What is expected -> Copy out each line featuring the string "your" from the entries beneath.

Supplied entries ->
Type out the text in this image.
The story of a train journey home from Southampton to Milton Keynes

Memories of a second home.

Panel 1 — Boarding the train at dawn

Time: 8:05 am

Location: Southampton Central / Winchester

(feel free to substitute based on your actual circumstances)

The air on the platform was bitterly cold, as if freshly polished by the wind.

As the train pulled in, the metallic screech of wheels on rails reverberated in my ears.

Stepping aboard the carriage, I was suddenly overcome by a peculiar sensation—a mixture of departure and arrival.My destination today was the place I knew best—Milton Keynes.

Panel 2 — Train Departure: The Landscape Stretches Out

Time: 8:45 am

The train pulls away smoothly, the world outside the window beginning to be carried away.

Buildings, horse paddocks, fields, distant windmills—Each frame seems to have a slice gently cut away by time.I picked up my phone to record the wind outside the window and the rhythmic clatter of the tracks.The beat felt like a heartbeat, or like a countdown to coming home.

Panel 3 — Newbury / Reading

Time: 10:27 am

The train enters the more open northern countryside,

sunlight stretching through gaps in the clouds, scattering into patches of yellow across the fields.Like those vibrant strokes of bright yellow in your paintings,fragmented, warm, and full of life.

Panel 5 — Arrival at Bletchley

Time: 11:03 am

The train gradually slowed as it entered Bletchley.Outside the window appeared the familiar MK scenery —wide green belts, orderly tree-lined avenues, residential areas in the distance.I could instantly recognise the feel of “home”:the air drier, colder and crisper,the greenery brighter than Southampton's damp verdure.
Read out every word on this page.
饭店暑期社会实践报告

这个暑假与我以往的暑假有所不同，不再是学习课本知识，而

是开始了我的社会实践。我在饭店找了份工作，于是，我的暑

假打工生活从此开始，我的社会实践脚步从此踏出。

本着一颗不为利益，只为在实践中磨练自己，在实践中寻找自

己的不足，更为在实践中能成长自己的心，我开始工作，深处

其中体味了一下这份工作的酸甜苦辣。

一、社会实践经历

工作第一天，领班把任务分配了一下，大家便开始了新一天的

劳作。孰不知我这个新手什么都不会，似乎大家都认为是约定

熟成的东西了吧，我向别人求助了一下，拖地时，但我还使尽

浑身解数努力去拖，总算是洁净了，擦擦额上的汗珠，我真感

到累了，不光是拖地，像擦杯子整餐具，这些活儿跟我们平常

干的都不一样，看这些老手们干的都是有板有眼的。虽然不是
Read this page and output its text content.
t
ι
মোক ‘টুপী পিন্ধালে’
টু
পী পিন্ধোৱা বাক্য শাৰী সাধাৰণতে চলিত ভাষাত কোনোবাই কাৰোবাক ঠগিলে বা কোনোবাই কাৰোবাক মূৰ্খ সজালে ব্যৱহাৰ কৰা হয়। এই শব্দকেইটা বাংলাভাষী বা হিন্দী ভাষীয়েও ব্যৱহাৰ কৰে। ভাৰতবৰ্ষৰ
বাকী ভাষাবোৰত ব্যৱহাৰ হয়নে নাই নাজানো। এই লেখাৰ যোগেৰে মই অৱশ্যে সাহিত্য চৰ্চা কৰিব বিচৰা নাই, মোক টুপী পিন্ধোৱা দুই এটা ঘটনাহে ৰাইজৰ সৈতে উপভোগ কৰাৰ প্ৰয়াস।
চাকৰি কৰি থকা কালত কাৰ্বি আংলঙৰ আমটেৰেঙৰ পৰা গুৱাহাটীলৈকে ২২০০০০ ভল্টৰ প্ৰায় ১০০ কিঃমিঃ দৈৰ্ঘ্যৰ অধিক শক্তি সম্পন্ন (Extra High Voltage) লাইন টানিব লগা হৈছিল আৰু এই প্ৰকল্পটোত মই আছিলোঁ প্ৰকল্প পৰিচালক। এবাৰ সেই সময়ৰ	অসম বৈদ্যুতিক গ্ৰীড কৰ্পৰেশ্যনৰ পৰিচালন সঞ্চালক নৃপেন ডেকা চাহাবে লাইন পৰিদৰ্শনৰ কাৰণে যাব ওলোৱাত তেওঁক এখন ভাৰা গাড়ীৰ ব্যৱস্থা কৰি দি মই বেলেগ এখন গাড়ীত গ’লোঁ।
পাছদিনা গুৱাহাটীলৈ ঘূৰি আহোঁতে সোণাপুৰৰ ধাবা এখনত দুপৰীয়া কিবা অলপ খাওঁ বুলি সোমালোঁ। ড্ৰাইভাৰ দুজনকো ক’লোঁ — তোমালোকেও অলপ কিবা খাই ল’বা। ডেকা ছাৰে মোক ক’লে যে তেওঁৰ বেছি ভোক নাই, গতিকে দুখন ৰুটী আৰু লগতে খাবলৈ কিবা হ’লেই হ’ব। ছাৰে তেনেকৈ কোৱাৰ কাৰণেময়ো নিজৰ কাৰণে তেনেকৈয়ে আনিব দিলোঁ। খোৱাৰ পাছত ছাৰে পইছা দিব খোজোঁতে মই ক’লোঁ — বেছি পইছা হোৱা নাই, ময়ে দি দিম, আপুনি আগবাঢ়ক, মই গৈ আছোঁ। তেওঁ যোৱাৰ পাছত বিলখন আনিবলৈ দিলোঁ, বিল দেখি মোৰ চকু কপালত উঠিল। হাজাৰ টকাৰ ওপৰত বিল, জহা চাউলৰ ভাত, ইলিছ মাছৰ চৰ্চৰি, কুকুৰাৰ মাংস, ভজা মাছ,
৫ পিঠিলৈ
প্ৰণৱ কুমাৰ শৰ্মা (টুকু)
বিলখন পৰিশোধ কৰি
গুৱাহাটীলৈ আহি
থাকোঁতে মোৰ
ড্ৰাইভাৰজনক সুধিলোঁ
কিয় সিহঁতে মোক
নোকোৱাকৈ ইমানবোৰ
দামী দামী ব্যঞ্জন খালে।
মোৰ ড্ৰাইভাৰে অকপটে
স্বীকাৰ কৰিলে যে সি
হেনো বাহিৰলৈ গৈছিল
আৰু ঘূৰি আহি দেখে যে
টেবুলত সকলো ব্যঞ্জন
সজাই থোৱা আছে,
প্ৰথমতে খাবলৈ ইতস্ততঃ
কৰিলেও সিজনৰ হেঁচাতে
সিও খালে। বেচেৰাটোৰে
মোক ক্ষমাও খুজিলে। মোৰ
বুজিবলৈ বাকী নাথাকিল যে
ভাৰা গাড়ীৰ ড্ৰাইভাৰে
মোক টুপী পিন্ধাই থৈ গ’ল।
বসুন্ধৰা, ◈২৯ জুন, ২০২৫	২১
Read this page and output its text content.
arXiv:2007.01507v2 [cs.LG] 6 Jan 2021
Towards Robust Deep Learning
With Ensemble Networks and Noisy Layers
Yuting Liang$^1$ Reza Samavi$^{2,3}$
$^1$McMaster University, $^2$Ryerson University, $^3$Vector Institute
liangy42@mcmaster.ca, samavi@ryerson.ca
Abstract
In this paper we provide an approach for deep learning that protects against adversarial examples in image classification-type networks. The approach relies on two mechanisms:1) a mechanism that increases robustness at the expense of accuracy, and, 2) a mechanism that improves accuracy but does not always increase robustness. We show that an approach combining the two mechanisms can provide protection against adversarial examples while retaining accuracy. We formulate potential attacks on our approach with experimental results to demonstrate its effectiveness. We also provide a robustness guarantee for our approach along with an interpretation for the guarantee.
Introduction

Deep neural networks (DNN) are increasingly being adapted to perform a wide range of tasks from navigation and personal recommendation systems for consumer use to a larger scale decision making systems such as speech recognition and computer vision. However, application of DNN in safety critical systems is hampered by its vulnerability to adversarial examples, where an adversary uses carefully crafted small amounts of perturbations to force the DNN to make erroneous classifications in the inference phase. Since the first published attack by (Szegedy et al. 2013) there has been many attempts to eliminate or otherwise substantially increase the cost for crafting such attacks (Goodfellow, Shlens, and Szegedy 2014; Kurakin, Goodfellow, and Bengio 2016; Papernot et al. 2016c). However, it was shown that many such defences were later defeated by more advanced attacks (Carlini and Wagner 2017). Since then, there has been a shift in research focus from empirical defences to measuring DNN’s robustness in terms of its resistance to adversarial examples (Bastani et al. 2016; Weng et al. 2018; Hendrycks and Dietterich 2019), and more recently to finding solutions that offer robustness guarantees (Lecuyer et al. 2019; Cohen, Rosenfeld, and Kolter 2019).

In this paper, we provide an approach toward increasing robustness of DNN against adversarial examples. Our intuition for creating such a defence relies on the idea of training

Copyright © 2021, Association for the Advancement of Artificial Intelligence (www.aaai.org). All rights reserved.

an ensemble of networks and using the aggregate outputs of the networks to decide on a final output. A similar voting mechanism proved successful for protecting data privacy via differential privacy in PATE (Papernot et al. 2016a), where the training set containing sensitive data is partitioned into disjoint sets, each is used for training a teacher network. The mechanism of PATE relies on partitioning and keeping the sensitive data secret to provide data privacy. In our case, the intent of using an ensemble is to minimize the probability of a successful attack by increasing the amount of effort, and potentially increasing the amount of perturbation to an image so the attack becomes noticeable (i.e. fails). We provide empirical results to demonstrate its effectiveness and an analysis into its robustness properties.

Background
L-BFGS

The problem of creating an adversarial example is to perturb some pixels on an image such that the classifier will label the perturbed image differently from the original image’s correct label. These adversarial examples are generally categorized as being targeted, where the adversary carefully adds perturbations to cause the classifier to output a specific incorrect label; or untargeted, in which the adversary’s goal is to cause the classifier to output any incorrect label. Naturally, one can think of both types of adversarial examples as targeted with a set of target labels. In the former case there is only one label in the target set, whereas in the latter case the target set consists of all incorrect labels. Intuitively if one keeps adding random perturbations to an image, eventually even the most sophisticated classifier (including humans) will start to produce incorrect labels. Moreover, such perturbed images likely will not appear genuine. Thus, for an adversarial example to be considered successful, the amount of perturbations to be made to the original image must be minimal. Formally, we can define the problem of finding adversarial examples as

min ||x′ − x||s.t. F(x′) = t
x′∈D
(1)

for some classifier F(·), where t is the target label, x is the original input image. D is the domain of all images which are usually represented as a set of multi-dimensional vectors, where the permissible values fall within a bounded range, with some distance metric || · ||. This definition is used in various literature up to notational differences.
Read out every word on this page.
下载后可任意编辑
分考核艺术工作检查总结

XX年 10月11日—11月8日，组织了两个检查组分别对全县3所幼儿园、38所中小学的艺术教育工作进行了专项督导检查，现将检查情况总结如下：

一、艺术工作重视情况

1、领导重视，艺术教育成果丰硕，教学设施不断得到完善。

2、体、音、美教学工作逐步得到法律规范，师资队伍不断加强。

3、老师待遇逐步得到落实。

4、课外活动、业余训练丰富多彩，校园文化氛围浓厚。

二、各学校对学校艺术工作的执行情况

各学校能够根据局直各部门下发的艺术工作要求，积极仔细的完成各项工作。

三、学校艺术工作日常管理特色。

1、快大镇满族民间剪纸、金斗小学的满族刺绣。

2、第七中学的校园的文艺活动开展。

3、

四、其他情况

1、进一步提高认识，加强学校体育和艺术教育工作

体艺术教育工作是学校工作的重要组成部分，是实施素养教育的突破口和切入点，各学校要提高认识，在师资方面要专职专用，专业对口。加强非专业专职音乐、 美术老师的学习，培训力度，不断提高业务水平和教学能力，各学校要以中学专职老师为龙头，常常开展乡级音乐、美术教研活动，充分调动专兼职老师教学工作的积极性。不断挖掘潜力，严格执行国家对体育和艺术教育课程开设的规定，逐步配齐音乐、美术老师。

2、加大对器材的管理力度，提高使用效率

Full solution ->
(feel free to substitute based on your actual circumstances)
sunlight stretching through gaps in the clouds, scattering into patches of yellow across the fields.Like those vibrant strokes of bright yellow in your paintings,fragmented, warm, and full of life.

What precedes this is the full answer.